---------- DATASET CONTENT
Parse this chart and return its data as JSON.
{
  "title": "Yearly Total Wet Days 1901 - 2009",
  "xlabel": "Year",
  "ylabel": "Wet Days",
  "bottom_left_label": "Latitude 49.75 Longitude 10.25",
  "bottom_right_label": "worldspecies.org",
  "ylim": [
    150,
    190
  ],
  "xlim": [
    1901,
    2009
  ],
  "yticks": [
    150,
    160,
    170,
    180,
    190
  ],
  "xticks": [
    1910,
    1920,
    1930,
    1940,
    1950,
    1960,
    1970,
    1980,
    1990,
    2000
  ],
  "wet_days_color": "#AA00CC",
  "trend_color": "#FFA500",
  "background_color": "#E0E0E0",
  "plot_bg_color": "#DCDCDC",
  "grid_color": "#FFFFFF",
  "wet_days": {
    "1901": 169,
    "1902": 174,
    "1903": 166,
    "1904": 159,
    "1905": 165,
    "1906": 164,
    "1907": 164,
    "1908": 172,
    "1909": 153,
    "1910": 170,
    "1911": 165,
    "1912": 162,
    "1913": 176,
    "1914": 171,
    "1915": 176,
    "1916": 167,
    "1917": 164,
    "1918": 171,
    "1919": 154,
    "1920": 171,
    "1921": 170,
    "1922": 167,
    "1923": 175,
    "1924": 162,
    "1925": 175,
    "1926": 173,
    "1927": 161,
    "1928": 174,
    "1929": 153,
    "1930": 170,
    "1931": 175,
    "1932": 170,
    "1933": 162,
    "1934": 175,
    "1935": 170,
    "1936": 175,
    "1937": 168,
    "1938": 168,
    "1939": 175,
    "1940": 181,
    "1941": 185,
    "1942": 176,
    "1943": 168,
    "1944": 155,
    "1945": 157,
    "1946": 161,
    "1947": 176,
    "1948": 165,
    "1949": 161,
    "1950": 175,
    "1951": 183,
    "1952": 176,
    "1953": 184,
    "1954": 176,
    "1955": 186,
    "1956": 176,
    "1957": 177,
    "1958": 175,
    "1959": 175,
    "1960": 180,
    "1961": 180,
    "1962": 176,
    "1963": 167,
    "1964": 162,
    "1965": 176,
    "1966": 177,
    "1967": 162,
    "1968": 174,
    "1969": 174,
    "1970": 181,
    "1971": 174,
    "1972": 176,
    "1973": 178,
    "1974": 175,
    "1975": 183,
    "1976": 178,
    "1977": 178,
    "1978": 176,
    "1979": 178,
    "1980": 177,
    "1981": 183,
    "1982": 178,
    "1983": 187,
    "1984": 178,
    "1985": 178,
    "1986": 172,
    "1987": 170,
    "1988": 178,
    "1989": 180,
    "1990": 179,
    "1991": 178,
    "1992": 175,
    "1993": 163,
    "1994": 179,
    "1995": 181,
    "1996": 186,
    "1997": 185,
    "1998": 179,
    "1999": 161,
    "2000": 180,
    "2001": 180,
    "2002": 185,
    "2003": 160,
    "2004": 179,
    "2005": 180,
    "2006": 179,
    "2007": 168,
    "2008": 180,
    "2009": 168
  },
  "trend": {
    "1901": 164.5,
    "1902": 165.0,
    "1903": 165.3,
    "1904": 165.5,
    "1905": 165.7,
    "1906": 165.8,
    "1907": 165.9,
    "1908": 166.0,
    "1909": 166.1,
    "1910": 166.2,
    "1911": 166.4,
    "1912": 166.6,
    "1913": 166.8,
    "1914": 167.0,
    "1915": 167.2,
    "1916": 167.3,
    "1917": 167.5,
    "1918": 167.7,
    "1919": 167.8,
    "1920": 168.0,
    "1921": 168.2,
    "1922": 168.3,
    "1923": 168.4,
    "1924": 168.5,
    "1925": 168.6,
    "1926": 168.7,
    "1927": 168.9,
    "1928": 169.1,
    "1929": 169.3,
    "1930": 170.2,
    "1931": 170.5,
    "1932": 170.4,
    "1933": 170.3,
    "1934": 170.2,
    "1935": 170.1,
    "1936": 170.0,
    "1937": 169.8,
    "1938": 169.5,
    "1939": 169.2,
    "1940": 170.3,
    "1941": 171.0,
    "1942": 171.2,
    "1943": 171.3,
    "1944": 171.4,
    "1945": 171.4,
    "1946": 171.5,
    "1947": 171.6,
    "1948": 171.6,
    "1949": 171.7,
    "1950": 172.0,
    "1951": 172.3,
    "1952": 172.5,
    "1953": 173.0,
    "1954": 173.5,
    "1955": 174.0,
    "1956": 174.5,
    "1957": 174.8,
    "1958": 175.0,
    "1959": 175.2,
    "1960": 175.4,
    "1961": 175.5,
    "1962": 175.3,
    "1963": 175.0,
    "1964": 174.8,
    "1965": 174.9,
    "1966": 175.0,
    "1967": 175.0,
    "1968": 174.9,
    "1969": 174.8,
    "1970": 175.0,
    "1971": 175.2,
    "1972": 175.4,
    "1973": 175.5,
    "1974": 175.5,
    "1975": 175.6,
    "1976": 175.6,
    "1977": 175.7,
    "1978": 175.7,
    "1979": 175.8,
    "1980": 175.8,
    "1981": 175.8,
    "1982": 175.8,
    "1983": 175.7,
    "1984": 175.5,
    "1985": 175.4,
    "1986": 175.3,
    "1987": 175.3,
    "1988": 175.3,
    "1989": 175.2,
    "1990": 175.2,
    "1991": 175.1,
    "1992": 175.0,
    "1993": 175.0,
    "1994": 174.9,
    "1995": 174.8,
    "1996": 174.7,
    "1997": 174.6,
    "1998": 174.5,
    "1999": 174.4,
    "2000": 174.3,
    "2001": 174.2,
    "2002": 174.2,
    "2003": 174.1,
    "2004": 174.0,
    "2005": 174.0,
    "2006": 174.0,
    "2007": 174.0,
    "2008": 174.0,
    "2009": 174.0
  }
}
--------------------
DO THIS >>
Copy out the whole listing exactly; please set it all down.

EXERCISE SOLUTION >>
Parse this chart and return its data as JSON.
{
  "title": "Yearly Total Wet Days 1901 - 2009",
  "xlabel": "Year",
  "ylabel": "Wet Days",
  "bottom_left_label": "Latitude 49.75 Longitude 10.25",
  "bottom_right_label": "worldspecies.org",
  "ylim": [
    150,
    190
  ],
  "xlim": [
    1901,
    2009
  ],
  "yticks": [
    150,
    160,
    170,
    180,
    190
  ],
  "xticks": [
    1910,
    1920,
    1930,
    1940,
    1950,
    1960,
    1970,
    1980,
    1990,
    2000
  ],
  "wet_days_color": "#AA00CC",
  "trend_color": "#FFA500",
  "background_color": "#E0E0E0",
  "plot_bg_color": "#DCDCDC",
  "grid_color": "#FFFFFF",
  "wet_days": {
    "1901": 169,
    "1902": 174,
    "1903": 166,
    "1904": 159,
    "1905": 165,
    "1906": 164,
    "1907": 164,
    "1908": 172,
    "1909": 153,
    "1910": 170,
    "1911": 165,
    "1912": 162,
    "1913": 176,
    "1914": 171,
    "1915": 176,
    "1916": 167,
    "1917": 164,
    "1918": 171,
    "1919": 154,
    "1920": 171,
    "1921": 170,
    "1922": 167,
    "1923": 175,
    "1924": 162,
    "1925": 175,
    "1926": 173,
    "1927": 161,
    "1928": 174,
    "1929": 153,
    "1930": 170,
    "1931": 175,
    "1932": 170,
    "1933": 162,
    "1934": 175,
    "1935": 170,
    "1936": 175,
    "1937": 168,
    "1938": 168,
    "1939": 175,
    "1940": 181,
    "1941": 185,
    "1942": 176,
    "1943": 168,
    "1944": 155,
    "1945": 157,
    "1946": 161,
    "1947": 176,
    "1948": 165,
    "1949": 161,
    "1950": 175,
    "1951": 183,
    "1952": 176,
    "1953": 184,
    "1954": 176,
    "1955": 186,
    "1956": 176,
    "1957": 177,
    "1958": 175,
    "1959": 175,
    "1960": 180,
    "1961": 180,
    "1962": 176,
    "1963": 167,
    "1964": 162,
    "1965": 176,
    "1966": 177,
    "1967": 162,
    "1968": 174,
    "1969": 174,
    "1970": 181,
    "1971": 174,
    "1972": 176,
    "1973": 178,
    "1974": 175,
    "1975": 183,
    "1976": 178,
    "1977": 178,
    "1978": 176,
    "1979": 178,
    "1980": 177,
    "1981": 183,
    "1982": 178,
    "1983": 187,
    "1984": 178,
    "1985": 178,
    "1986": 172,
    "1987": 170,
    "1988": 178,
    "1989": 180,
    "1990": 179,
    "1991": 178,
    "1992": 175,
    "1993": 163,
    "1994": 179,
    "1995": 181,
    "1996": 186,
    "1997": 185,
    "1998": 179,
    "1999": 161,
    "2000": 180,
    "2001": 180,
    "2002": 185,
    "2003": 160,
    "2004": 179,
    "2005": 180,
    "2006": 179,
    "2007": 168,
    "2008": 180,
    "2009": 168
  },
  "trend": {
    "1901": 164.5,
    "1902": 165.0,
    "1903": 165.3,
    "1904": 165.5,
    "1905": 165.7,
    "1906": 165.8,
    "1907": 165.9,
    "1908": 166.0,
    "1909": 166.1,
    "1910": 166.2,
    "1911": 166.4,
    "1912": 166.6,
    "1913": 166.8,
    "1914": 167.0,
    "1915": 167.2,
    "1916": 167.3,
    "1917": 167.5,
    "1918": 167.7,
    "1919": 167.8,
    "1920": 168.0,
    "1921": 168.2,
    "1922": 168.3,
    "1923": 168.4,
    "1924": 168.5,
    "1925": 168.6,
    "1926": 168.7,
    "1927": 168.9,
    "1928": 169.1,
    "1929": 169.3,
    "1930": 170.2,
    "1931": 170.5,
    "1932": 170.4,
    "1933": 170.3,
    "1934": 170.2,
    "1935": 170.1,
    "1936": 170.0,
    "1937": 169.8,
    "1938": 169.5,
    "1939": 169.2,
    "1940": 170.3,
    "1941": 171.0,
    "1942": 171.2,
    "1943": 171.3,
    "1944": 171.4,
    "1945": 171.4,
    "1946": 171.5,
    "1947": 171.6,
    "1948": 171.6,
    "1949": 171.7,
    "1950": 172.0,
    "1951": 172.3,
    "1952": 172.5,
    "1953": 173.0,
    "1954": 173.5,
    "1955": 174.0,
    "1956": 174.5,
    "1957": 174.8,
    "1958": 175.0,
    "1959": 175.2,
    "1960": 175.4,
    "1961": 175.5,
    "1962": 175.3,
    "1963": 175.0,
    "1964": 174.8,
    "1965": 174.9,
    "1966": 175.0,
    "1967": 175.0,
    "1968": 174.9,
    "1969": 174.8,
    "1970": 175.0,
    "1971": 175.2,
    "1972": 175.4,
    "1973": 175.5,
    "1974": 175.5,
    "1975": 175.6,
    "1976": 175.6,
    "1977": 175.7,
    "1978": 175.7,
    "1979": 175.8,
    "1980": 175.8,
    "1981": 175.8,
    "1982": 175.8,
    "1983": 175.7,
    "1984": 175.5,
    "1985": 175.4,
    "1986": 175.3,
    "1987": 175.3,
    "1988": 175.3,
    "1989": 175.2,
    "1990": 175.2,
    "1991": 175.1,
    "1992": 175.0,
    "1993": 175.0,
    "1994": 174.9,
    "1995": 174.8,
    "1996": 174.7,
    "1997": 174.6,
    "1998": 174.5,
    "1999": 174.4,
    "2000": 174.3,
    "2001": 174.2,
    "2002": 174.2,
    "2003": 174.1,
    "2004": 174.0,
    "2005": 174.0,
    "2006": 174.0,
    "2007": 174.0,
    "2008": 174.0,
    "2009": 174.0
  }
}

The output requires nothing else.